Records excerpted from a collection
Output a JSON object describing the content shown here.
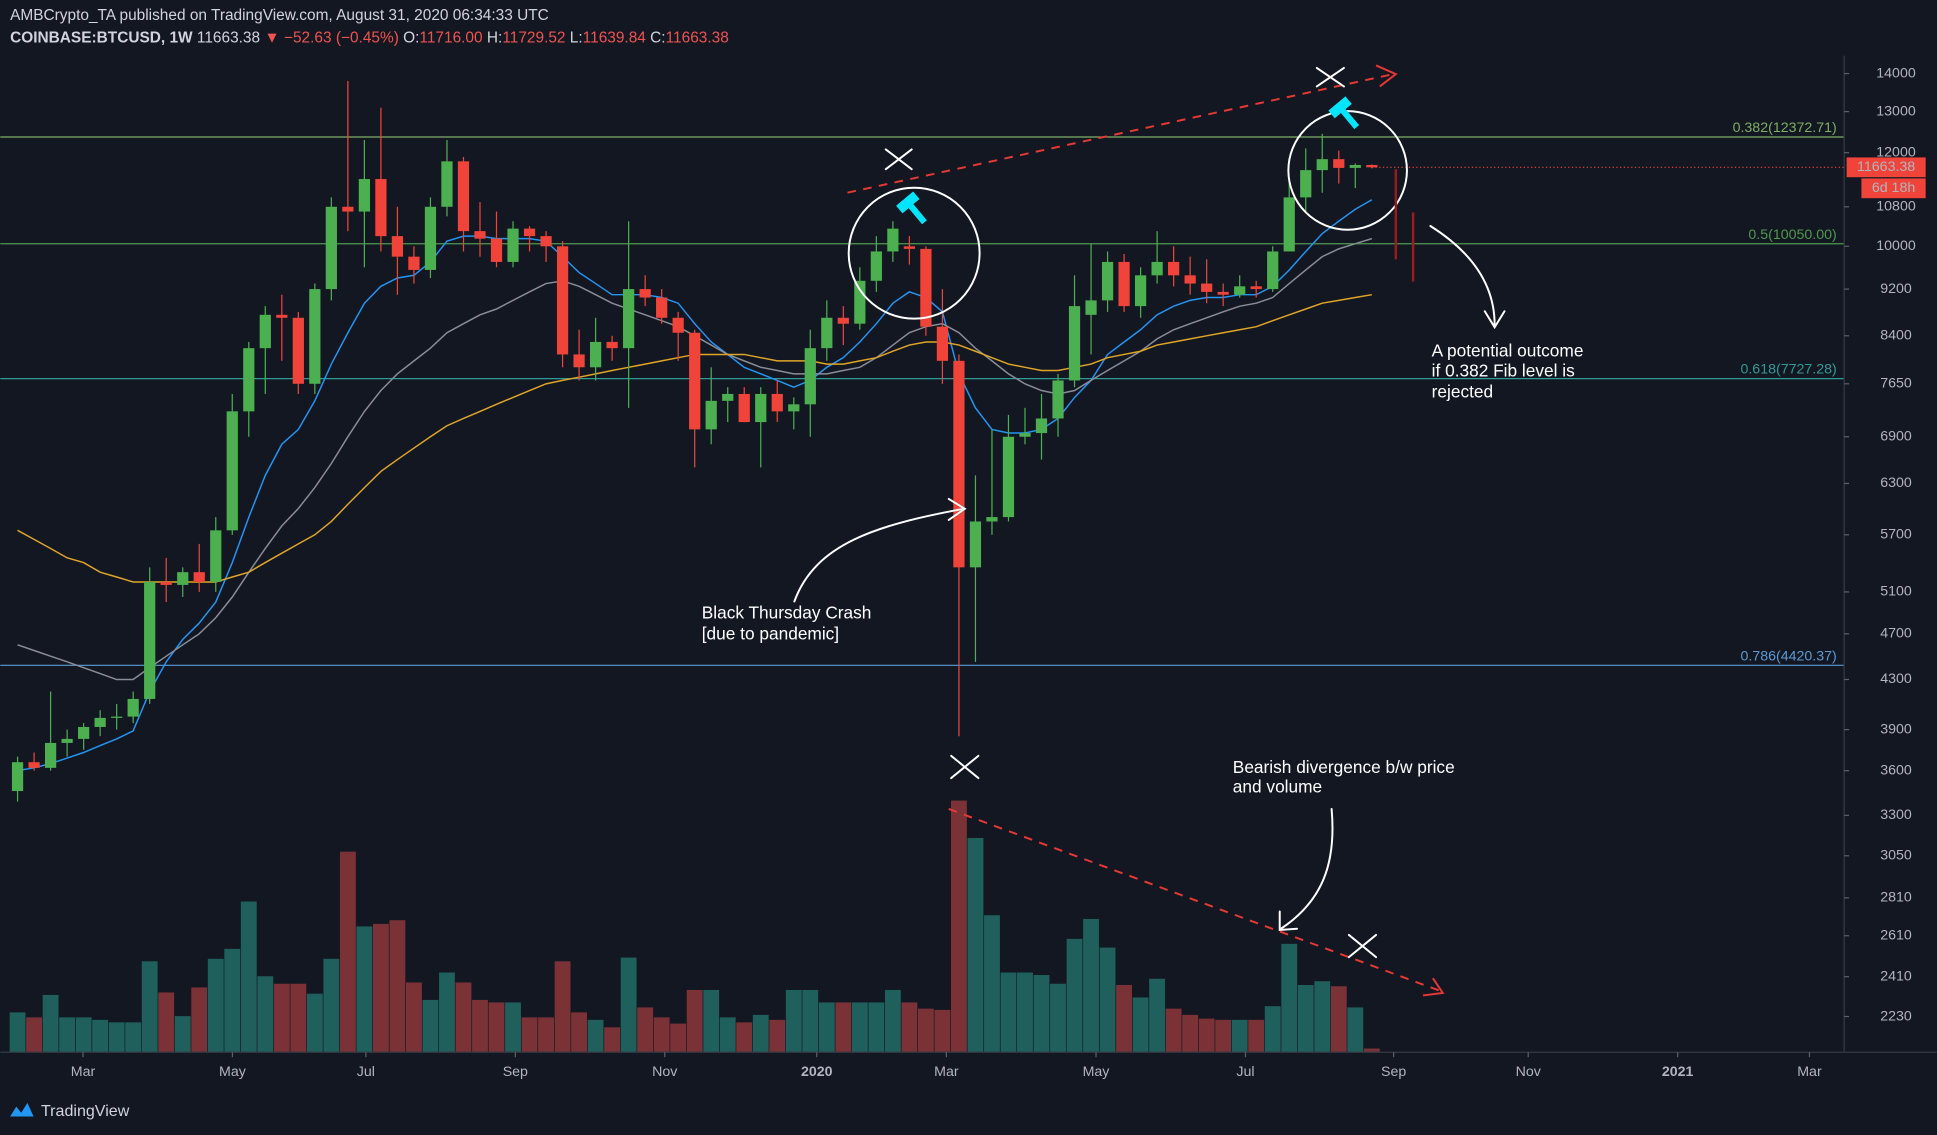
{
  "header": {
    "publisher": "AMBCrypto_TA published on TradingView.com, August 31, 2020 06:34:33 UTC",
    "symbol": "COINBASE:BTCUSD, 1W",
    "last": "11663.38",
    "change": "▼ −52.63 (−0.45%)",
    "ohlc": [
      {
        "label": "O:",
        "value": "11716.00"
      },
      {
        "label": "H:",
        "value": "11729.52"
      },
      {
        "label": "L:",
        "value": "11639.84"
      },
      {
        "label": "C:",
        "value": "11663.38"
      }
    ]
  },
  "chart_data": {
    "type": "candlestick",
    "log": true,
    "ylim": [
      2080,
      14500
    ],
    "yticks": [
      14000,
      13000,
      12000,
      10800,
      10000,
      9200,
      8400,
      7650,
      6900,
      6300,
      5700,
      5100,
      4700,
      4300,
      3900,
      3600,
      3300,
      3050,
      2810,
      2610,
      2410,
      2230
    ],
    "xlim": [
      -1.05,
      110.6
    ],
    "xticks": [
      {
        "value": 3.96,
        "label": "Mar"
      },
      {
        "value": 13.01,
        "label": "May"
      },
      {
        "value": 21.09,
        "label": "Jul"
      },
      {
        "value": 30.14,
        "label": "Sep"
      },
      {
        "value": 39.19,
        "label": "Nov"
      },
      {
        "value": 48.39,
        "label": "2020"
      },
      {
        "value": 56.24,
        "label": "Mar"
      },
      {
        "value": 65.3,
        "label": "May"
      },
      {
        "value": 74.35,
        "label": "Jul"
      },
      {
        "value": 83.32,
        "label": "Sep"
      },
      {
        "value": 91.47,
        "label": "Nov"
      },
      {
        "value": 100.52,
        "label": "2021"
      },
      {
        "value": 108.5,
        "label": "Mar"
      }
    ],
    "open": [
      3460,
      3660,
      3620,
      3800,
      3830,
      3920,
      3990,
      4000,
      4140,
      5200,
      5170,
      5300,
      5200,
      5750,
      7250,
      8200,
      8750,
      8700,
      7650,
      9200,
      10800,
      10700,
      11400,
      10200,
      9800,
      9550,
      10800,
      11800,
      10300,
      10150,
      9700,
      10350,
      10200,
      10000,
      8100,
      7900,
      8300,
      8200,
      9200,
      9050,
      8700,
      8450,
      7000,
      7400,
      7500,
      7100,
      7500,
      7250,
      7350,
      8200,
      8700,
      8600,
      9350,
      9900,
      10000,
      9950,
      8550,
      8000,
      5350,
      5850,
      5900,
      6900,
      6950,
      7150,
      7700,
      8750,
      9000,
      9700,
      8900,
      9450,
      9700,
      9450,
      9300,
      9150,
      9100,
      9250,
      9200,
      9900,
      11000,
      11600,
      11850,
      11650,
      11716
    ],
    "high": [
      3700,
      3730,
      4200,
      3900,
      3950,
      4050,
      4100,
      4200,
      5350,
      5450,
      5350,
      5600,
      5900,
      7500,
      8300,
      8900,
      9100,
      8800,
      9300,
      11000,
      13800,
      12300,
      13100,
      10800,
      10000,
      11000,
      12300,
      11900,
      10900,
      10700,
      10500,
      10400,
      10300,
      10100,
      8500,
      8700,
      8400,
      10500,
      9450,
      9200,
      8800,
      8500,
      7900,
      7600,
      7600,
      7600,
      7700,
      7450,
      8500,
      9000,
      8900,
      9600,
      10200,
      10500,
      10200,
      10000,
      9200,
      8100,
      6400,
      7000,
      7200,
      7300,
      7500,
      7800,
      9450,
      10050,
      9900,
      9850,
      9600,
      10300,
      10000,
      9800,
      9750,
      9300,
      9450,
      9350,
      10000,
      11400,
      12100,
      12450,
      12050,
      11750,
      11729.52
    ],
    "low": [
      3390,
      3600,
      3600,
      3700,
      3750,
      3850,
      3900,
      3950,
      4100,
      5000,
      5050,
      5100,
      5100,
      5700,
      6900,
      7500,
      8000,
      7500,
      7500,
      9000,
      10300,
      9600,
      9900,
      9100,
      9300,
      9400,
      10600,
      9900,
      9800,
      9600,
      9600,
      9900,
      9700,
      7900,
      7700,
      7700,
      8000,
      7300,
      8900,
      8600,
      8000,
      6500,
      6800,
      7100,
      7100,
      6500,
      7100,
      7000,
      6900,
      8000,
      8250,
      8500,
      9150,
      9700,
      9650,
      8400,
      7650,
      3850,
      4450,
      5700,
      5850,
      6800,
      6600,
      6900,
      7600,
      8100,
      8800,
      8800,
      8700,
      9300,
      9250,
      9100,
      8950,
      8900,
      9050,
      9050,
      9150,
      9900,
      10700,
      11100,
      11300,
      11200,
      11639.84
    ],
    "close": [
      3660,
      3620,
      3800,
      3830,
      3920,
      3990,
      4000,
      4140,
      5200,
      5170,
      5300,
      5200,
      5750,
      7250,
      8200,
      8750,
      8700,
      7650,
      9200,
      10800,
      10700,
      11400,
      10200,
      9800,
      9550,
      10800,
      11800,
      10300,
      10150,
      9700,
      10350,
      10200,
      10000,
      8100,
      7900,
      8300,
      8200,
      9200,
      9050,
      8700,
      8450,
      7000,
      7400,
      7500,
      7100,
      7500,
      7250,
      7350,
      8200,
      8700,
      8600,
      9350,
      9900,
      10350,
      9950,
      8550,
      8000,
      5350,
      5850,
      5900,
      6900,
      6950,
      7150,
      7700,
      8900,
      9000,
      9700,
      8900,
      9450,
      9700,
      9450,
      9300,
      9150,
      9100,
      9250,
      9200,
      9900,
      11000,
      11600,
      11850,
      11650,
      11716,
      11663.38
    ],
    "volume": [
      32,
      28,
      46,
      28,
      28,
      26,
      24,
      24,
      73,
      48,
      29,
      52,
      75,
      83,
      121,
      61,
      55,
      55,
      47,
      75,
      161,
      101,
      103,
      106,
      56,
      42,
      64,
      56,
      42,
      40,
      40,
      28,
      28,
      73,
      32,
      26,
      20,
      76,
      36,
      28,
      23,
      50,
      50,
      28,
      24,
      30,
      26,
      50,
      50,
      40,
      40,
      40,
      40,
      50,
      40,
      35,
      34,
      202,
      172,
      110,
      64,
      64,
      62,
      55,
      91,
      107,
      84,
      54,
      44,
      59,
      35,
      30,
      27,
      26,
      26,
      26,
      37,
      87,
      54,
      57,
      53,
      36,
      3
    ],
    "volume_lim": [
      0,
      800
    ],
    "up_color": "#4caf50",
    "down_color": "#f0443a",
    "volume_up_color": "#1f5f5c",
    "volume_down_color": "#7a3236",
    "moving_averages": [
      {
        "color": "#2196f3",
        "values": [
          3600,
          3620,
          3650,
          3690,
          3730,
          3780,
          3830,
          3890,
          4200,
          4450,
          4650,
          4800,
          5000,
          5400,
          5900,
          6400,
          6800,
          7000,
          7400,
          7950,
          8450,
          8950,
          9250,
          9400,
          9450,
          9700,
          10100,
          10200,
          10200,
          10150,
          10150,
          10150,
          10100,
          9800,
          9500,
          9300,
          9100,
          9100,
          9100,
          9050,
          8950,
          8600,
          8300,
          8100,
          7900,
          7800,
          7700,
          7600,
          7700,
          7900,
          8050,
          8300,
          8600,
          8950,
          9150,
          9050,
          8800,
          7800,
          7300,
          7000,
          6950,
          6950,
          7000,
          7150,
          7450,
          7700,
          8100,
          8300,
          8500,
          8750,
          8900,
          9000,
          9050,
          9050,
          9100,
          9100,
          9250,
          9550,
          9900,
          10250,
          10500,
          10750,
          10950
        ]
      },
      {
        "color": "#8a8d96",
        "values": [
          4600,
          4550,
          4500,
          4450,
          4400,
          4350,
          4300,
          4300,
          4400,
          4500,
          4600,
          4700,
          4850,
          5050,
          5300,
          5550,
          5800,
          6000,
          6250,
          6550,
          6900,
          7250,
          7550,
          7800,
          8000,
          8200,
          8450,
          8600,
          8750,
          8850,
          9000,
          9150,
          9300,
          9350,
          9250,
          9100,
          8950,
          8850,
          8750,
          8650,
          8550,
          8400,
          8250,
          8100,
          8000,
          7900,
          7850,
          7800,
          7800,
          7800,
          7850,
          7900,
          8050,
          8250,
          8450,
          8550,
          8600,
          8450,
          8200,
          8000,
          7800,
          7650,
          7550,
          7500,
          7550,
          7700,
          7850,
          8000,
          8150,
          8350,
          8500,
          8600,
          8700,
          8800,
          8900,
          8950,
          9050,
          9300,
          9550,
          9800,
          9950,
          10050,
          10150
        ]
      },
      {
        "color": "#e0a526",
        "values": [
          5750,
          5650,
          5550,
          5450,
          5400,
          5300,
          5250,
          5200,
          5200,
          5200,
          5200,
          5200,
          5200,
          5250,
          5300,
          5400,
          5500,
          5600,
          5700,
          5850,
          6050,
          6250,
          6450,
          6600,
          6750,
          6900,
          7050,
          7150,
          7250,
          7350,
          7450,
          7550,
          7650,
          7700,
          7750,
          7800,
          7850,
          7900,
          7950,
          8000,
          8050,
          8100,
          8100,
          8100,
          8100,
          8050,
          8000,
          8000,
          8000,
          7950,
          7950,
          8000,
          8050,
          8150,
          8250,
          8300,
          8300,
          8250,
          8150,
          8050,
          7950,
          7900,
          7850,
          7850,
          7900,
          7950,
          8050,
          8100,
          8150,
          8250,
          8300,
          8350,
          8400,
          8450,
          8500,
          8550,
          8650,
          8750,
          8850,
          8950,
          9000,
          9050,
          9100
        ]
      }
    ],
    "fib_levels": [
      {
        "value": 12372.71,
        "label": "0.382(12372.71)",
        "color": "#7fae65"
      },
      {
        "value": 10050,
        "label": "0.5(10050.00)",
        "color": "#4f9a4f"
      },
      {
        "value": 7727.28,
        "label": "0.618(7727.28)",
        "color": "#2e9c95"
      },
      {
        "value": 4420.37,
        "label": "0.786(4420.37)",
        "color": "#5b9bd5"
      }
    ],
    "countdown": "6d 18h"
  },
  "annotations": [
    {
      "lines": [
        "Black Thursday Crash",
        "[due to pandemic]"
      ]
    },
    {
      "lines": [
        "A potential outcome",
        "if 0.382 Fib level is",
        "rejected"
      ]
    },
    {
      "lines": [
        "Bearish divergence b/w price",
        "and volume"
      ]
    }
  ],
  "footer": {
    "brand": "TradingView"
  }
}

_INSTRUCTION_
Show each line of the listing that holds the string "TradingView".

_OUTPUT OF THE EXERCISE_
    "publisher": "AMBCrypto_TA published on TradingView.com, August 31, 2020 06:34:33 UTC",
    "brand": "TradingView"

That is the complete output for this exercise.